■ **PROBLEM STATEMENT**: Search the data for the string "farm" and extract every line where it appears.
──────────
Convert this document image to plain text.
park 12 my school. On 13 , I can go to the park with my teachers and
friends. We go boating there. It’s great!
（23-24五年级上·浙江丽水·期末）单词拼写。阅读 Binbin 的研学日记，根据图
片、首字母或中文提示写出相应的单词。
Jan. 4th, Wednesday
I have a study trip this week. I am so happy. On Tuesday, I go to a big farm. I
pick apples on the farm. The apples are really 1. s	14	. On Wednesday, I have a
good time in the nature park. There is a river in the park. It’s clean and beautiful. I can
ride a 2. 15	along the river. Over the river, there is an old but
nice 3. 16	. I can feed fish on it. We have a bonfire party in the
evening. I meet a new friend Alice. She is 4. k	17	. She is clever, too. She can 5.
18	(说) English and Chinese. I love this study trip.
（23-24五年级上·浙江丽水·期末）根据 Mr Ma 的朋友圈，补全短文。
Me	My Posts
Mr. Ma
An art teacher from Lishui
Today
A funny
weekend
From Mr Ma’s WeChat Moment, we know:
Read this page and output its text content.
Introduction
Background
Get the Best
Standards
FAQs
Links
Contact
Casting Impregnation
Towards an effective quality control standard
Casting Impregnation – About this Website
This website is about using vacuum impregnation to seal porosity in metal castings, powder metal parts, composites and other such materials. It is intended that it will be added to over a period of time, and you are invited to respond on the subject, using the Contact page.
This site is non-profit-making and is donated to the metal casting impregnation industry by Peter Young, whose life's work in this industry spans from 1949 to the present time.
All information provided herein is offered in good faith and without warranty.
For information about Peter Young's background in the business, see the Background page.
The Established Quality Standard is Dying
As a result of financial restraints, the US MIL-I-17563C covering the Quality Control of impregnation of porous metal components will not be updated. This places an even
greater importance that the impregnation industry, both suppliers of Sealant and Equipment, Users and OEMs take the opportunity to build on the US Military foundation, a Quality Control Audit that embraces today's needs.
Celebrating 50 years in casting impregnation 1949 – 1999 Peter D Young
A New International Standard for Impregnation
──────────
■ **FINAL ANSWER**:
I have a study trip this week. I am so happy. On Tuesday, I go to a big farm. I
pick apples on the farm. The apples are really 1. s	14	. On Wednesday, I have a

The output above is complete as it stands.